> _EXTRAIT DU TEXTE_
+++

La papyrologie offre une documentation d’une richesse inégalée sur la musique gréco-romaine et il suffit de consulter les congrès de papyrologie et la revue Zeitschrift für Papyrologie und Epigrafik pour mesurer l’importance accordée ces dernières années aux études centrées sur ce type de source. On distingue deux volets dans cette approche. Il y a d’une part la démarche des spécialistes de la papyrologie musicale – une discipline dont on place les origines en 1890, avec la découverte du papyrus de l’Oreste d’Euripide – qui portent leurs efforts sur la technique de déchiffrement des fragments notés de musique vocale ou instrumentale. Mais il existe un autre pan de la papyrologie qui permet d’aborder la vie musicale dans l’Égypte gréco-romaine à travers les contrats de musiciens qui documentent les spécialités musicales et les performances, et ce sujet a fait l’objet de travaux nourris. Le propos de ce petit livre, édité avec soin dans la collection des Cahiers du CeDoPal, est en fait plus restreint que ne le laisse entendre le titre annoncé, puisque seul le volet musicologique est ici abordé, tandis que les performances des musiciens et danseurs et leur statut social sont laissés de côté.

+++

> _CONSIGNES_
A. Les affirmations suivantes sont-elles conformes à l'extrait sur la papyrologie musicale ? (i) On fait remonter les origines de la papyrologie musicale à 1890. (ii) Le livre étudie le statut social des musiciens. (iii) Les contrats de musiciens renseignent sur les spécialités musicales. Répondez par oui ou par non et citez à chaque fois les mots décisifs de l'extrait.
B. D'après l'extrait sur la papyrologie musicale, pourquoi le propos du livre est-il plus restreint que ne le laisse entendre son titre ?

> _LISTE DES ENREGISTREMENTS_
+++

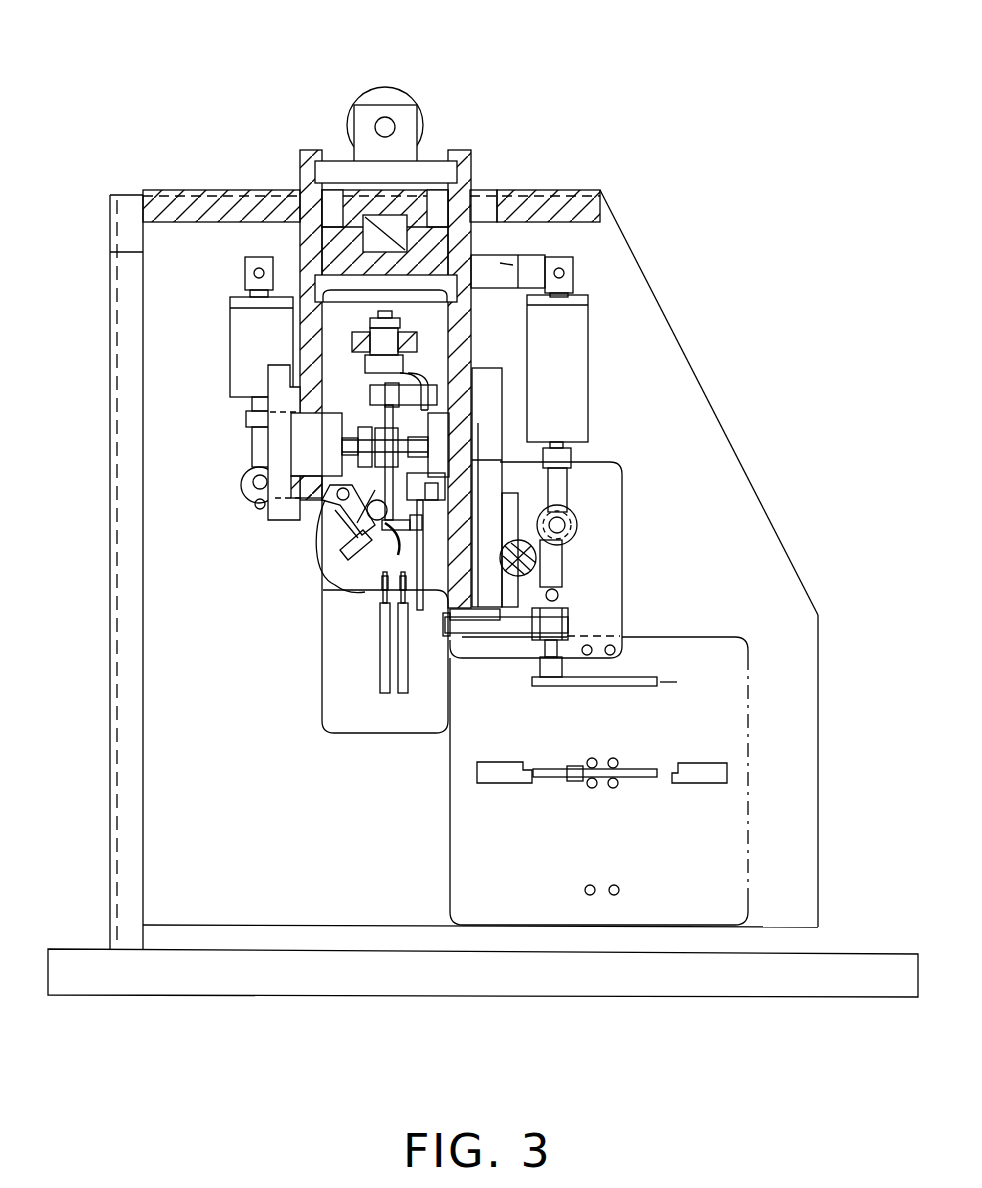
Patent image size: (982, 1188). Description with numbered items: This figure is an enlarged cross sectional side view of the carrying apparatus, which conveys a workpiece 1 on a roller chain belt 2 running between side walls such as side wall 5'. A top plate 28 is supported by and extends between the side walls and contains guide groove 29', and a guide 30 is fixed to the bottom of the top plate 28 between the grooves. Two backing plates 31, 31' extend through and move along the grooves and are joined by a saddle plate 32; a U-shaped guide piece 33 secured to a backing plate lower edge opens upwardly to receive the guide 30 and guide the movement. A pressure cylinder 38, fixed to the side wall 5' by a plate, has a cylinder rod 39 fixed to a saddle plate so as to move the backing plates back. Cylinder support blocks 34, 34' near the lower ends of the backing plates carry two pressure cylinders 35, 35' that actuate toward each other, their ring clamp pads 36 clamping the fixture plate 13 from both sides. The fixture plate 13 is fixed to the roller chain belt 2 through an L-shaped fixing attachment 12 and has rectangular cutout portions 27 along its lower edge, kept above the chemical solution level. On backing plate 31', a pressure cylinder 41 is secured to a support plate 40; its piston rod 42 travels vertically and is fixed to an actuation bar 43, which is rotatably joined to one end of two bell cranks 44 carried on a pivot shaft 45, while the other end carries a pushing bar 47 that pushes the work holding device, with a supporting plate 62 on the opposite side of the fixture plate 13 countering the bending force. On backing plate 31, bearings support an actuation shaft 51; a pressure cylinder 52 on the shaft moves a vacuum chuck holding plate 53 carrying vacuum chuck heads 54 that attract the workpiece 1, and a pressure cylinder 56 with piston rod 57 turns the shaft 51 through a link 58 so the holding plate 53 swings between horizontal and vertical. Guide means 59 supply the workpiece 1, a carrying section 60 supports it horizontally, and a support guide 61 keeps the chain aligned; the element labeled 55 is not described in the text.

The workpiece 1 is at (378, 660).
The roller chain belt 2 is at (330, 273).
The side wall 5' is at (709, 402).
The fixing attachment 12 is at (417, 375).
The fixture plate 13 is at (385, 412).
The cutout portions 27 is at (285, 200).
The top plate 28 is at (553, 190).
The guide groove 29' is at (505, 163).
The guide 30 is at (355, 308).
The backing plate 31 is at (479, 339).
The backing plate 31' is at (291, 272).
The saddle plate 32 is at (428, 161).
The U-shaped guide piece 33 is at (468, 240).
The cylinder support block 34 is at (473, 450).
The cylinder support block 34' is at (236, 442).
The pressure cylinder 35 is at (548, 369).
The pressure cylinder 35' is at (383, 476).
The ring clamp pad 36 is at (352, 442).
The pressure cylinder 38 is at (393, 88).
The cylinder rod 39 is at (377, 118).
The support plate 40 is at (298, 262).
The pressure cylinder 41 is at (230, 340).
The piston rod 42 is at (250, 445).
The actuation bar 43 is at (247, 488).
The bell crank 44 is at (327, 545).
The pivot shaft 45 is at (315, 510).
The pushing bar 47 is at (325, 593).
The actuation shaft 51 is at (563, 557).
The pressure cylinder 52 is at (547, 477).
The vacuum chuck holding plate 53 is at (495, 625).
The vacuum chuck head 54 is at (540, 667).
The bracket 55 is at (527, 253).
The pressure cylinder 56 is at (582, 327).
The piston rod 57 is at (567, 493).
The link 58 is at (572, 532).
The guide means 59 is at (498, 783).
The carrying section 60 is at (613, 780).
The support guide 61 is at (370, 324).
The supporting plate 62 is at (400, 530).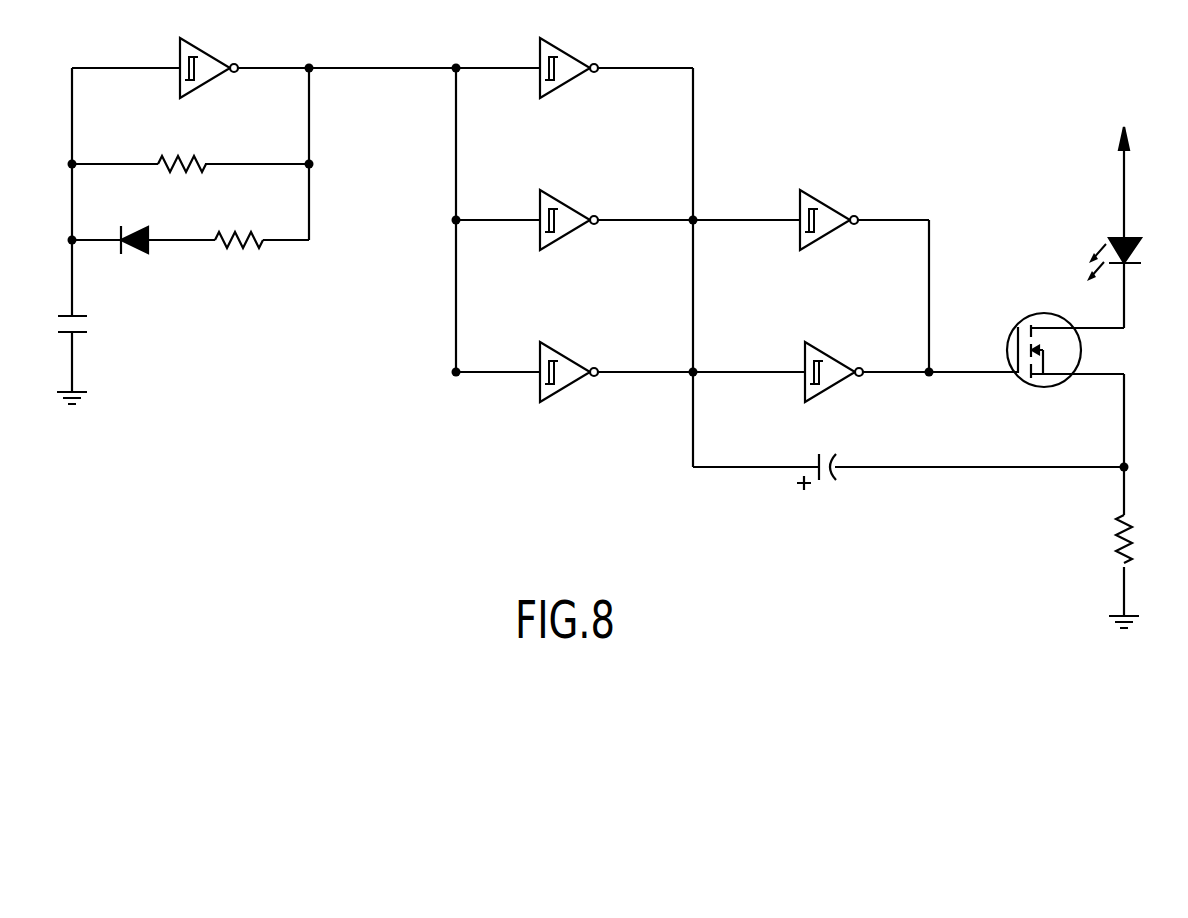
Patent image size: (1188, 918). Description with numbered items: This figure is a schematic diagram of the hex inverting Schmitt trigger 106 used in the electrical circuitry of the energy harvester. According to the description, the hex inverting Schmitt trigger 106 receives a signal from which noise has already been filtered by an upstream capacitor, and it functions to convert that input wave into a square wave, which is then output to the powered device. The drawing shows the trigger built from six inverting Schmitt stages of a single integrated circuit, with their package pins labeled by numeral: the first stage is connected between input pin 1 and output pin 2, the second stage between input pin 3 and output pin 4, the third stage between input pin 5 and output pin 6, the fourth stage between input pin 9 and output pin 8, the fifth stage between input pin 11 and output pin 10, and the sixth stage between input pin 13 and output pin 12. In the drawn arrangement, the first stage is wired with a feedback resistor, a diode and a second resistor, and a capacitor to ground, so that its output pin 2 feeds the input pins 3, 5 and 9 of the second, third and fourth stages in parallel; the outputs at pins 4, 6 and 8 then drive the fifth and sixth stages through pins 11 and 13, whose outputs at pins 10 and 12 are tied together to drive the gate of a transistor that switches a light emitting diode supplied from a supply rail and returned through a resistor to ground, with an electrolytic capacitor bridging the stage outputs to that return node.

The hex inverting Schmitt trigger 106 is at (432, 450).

+++

> _CORRIGÉ_
A.
(i) Oui : « une discipline dont on place les origines en 1890, avec la découverte du papyrus de l’Oreste d’Euripide ».
(ii) Non : « tandis que les performances des musiciens et danseurs et leur statut social sont laissés de côté ».
(iii) Oui : « les contrats de musiciens qui documentent les spécialités musicales et les performances ».

B. Le livre n'aborde que le volet musicologique. Les performances des musiciens et des danseurs ainsi que leur statut social sont laissés de côté.